• _TASK TO COMPLETE_:
Produce an exact copy of all the records.

--- START OF ENTRIES SUPPLIED ---

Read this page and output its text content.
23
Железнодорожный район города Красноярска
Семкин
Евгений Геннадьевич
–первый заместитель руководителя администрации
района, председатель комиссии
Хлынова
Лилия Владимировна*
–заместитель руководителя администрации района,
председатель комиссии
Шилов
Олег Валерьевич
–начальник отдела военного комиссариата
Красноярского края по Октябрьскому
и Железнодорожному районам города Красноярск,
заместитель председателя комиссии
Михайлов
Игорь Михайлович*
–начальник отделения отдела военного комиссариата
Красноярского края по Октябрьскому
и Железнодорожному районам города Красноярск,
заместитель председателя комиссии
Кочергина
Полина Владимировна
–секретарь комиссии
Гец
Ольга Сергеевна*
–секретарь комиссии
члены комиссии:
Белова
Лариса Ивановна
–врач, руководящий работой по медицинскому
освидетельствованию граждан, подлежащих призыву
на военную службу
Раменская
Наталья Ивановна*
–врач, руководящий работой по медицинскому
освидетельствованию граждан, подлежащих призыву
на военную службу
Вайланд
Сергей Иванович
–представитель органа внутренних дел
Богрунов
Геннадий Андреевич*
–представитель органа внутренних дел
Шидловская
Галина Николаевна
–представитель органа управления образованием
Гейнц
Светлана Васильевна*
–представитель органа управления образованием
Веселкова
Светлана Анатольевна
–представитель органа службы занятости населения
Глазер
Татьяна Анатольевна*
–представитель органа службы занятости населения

--- END OF ENTRIES SUPPLIED ---

• _WRITTEN RESPONSE_:
Read this page and output its text content.
23
Железнодорожный район города Красноярска
Семкин
Евгений Геннадьевич
–первый заместитель руководителя администрации
района, председатель комиссии
Хлынова
Лилия Владимировна*
–заместитель руководителя администрации района,
председатель комиссии
Шилов
Олег Валерьевич
–начальник отдела военного комиссариата
Красноярского края по Октябрьскому
и Железнодорожному районам города Красноярск,
заместитель председателя комиссии
Михайлов
Игорь Михайлович*
–начальник отделения отдела военного комиссариата
Красноярского края по Октябрьскому
и Железнодорожному районам города Красноярск,
заместитель председателя комиссии
Кочергина
Полина Владимировна
–секретарь комиссии
Гец
Ольга Сергеевна*
–секретарь комиссии
члены комиссии:
Белова
Лариса Ивановна
–врач, руководящий работой по медицинскому
освидетельствованию граждан, подлежащих призыву
на военную службу
Раменская
Наталья Ивановна*
–врач, руководящий работой по медицинскому
освидетельствованию граждан, подлежащих призыву
на военную службу
Вайланд
Сергей Иванович
–представитель органа внутренних дел
Богрунов
Геннадий Андреевич*
–представитель органа внутренних дел
Шидловская
Галина Николаевна
–представитель органа управления образованием
Гейнц
Светлана Васильевна*
–представитель органа управления образованием
Веселкова
Светлана Анатольевна
–представитель органа службы занятости населения
Глазер
Татьяна Анатольевна*
–представитель органа службы занятости населения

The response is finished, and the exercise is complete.